## Start

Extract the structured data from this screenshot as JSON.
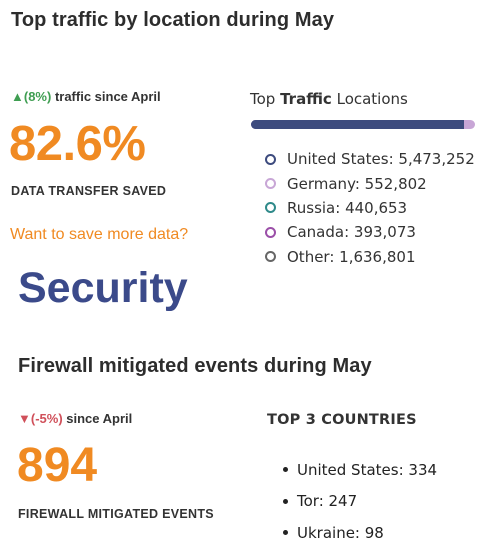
{
  "traffic": {
    "title": "Top traffic by location during May",
    "change_arrow": "▲",
    "change_pct": "(8%)",
    "change_text": " traffic since April",
    "big_value": "82.6%",
    "big_label": "DATA TRANSFER SAVED",
    "link": "Want to save more data?",
    "legend_title_pre": "Top ",
    "legend_title_bold": "Traffic",
    "legend_title_post": " Locations",
    "bar_fill_fraction": 0.95,
    "bar_colors": {
      "fill": "#3d4b7e",
      "rest": "#c8a6d6"
    },
    "locations": [
      {
        "label": "United States: 5,473,252",
        "color": "#3d4b7e"
      },
      {
        "label": "Germany: 552,802",
        "color": "#c8a6d6"
      },
      {
        "label": "Russia: 440,653",
        "color": "#2f8a8a"
      },
      {
        "label": "Canada: 393,073",
        "color": "#9b4fa8"
      },
      {
        "label": "Other: 1,636,801",
        "color": "#666666"
      }
    ]
  },
  "security": {
    "heading": "Security",
    "title": "Firewall mitigated events during May",
    "change_arrow": "▼",
    "change_pct": "(-5%)",
    "change_text": " since April",
    "big_value": "894",
    "big_label": "FIREWALL MITIGATED EVENTS",
    "top_title": "TOP 3 COUNTRIES",
    "countries": [
      "United States: 334",
      "Tor: 247",
      "Ukraine: 98"
    ]
  },
  "colors": {
    "accent_orange": "#f08a22",
    "security_blue": "#3b4a8a",
    "up_green": "#3f9e52",
    "down_red": "#d0505a"
  }
}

## End

What is being asked: Pictures in the data above should not be copied; transcribe everything else exactly.

Answer for the task:
Extract the structured data from this screenshot as JSON.
{
  "traffic": {
    "title": "Top traffic by location during May",
    "change_arrow": "▲",
    "change_pct": "(8%)",
    "change_text": " traffic since April",
    "big_value": "82.6%",
    "big_label": "DATA TRANSFER SAVED",
    "link": "Want to save more data?",
    "legend_title_pre": "Top ",
    "legend_title_bold": "Traffic",
    "legend_title_post": " Locations",
    "bar_fill_fraction": 0.95,
    "bar_colors": {
      "fill": "#3d4b7e",
      "rest": "#c8a6d6"
    },
    "locations": [
      {
        "label": "United States: 5,473,252",
        "color": "#3d4b7e"
      },
      {
        "label": "Germany: 552,802",
        "color": "#c8a6d6"
      },
      {
        "label": "Russia: 440,653",
        "color": "#2f8a8a"
      },
      {
        "label": "Canada: 393,073",
        "color": "#9b4fa8"
      },
      {
        "label": "Other: 1,636,801",
        "color": "#666666"
      }
    ]
  },
  "security": {
    "heading": "Security",
    "title": "Firewall mitigated events during May",
    "change_arrow": "▼",
    "change_pct": "(-5%)",
    "change_text": " since April",
    "big_value": "894",
    "big_label": "FIREWALL MITIGATED EVENTS",
    "top_title": "TOP 3 COUNTRIES",
    "countries": [
      "United States: 334",
      "Tor: 247",
      "Ukraine: 98"
    ]
  },
  "colors": {
    "accent_orange": "#f08a22",
    "security_blue": "#3b4a8a",
    "up_green": "#3f9e52",
    "down_red": "#d0505a"
  }
}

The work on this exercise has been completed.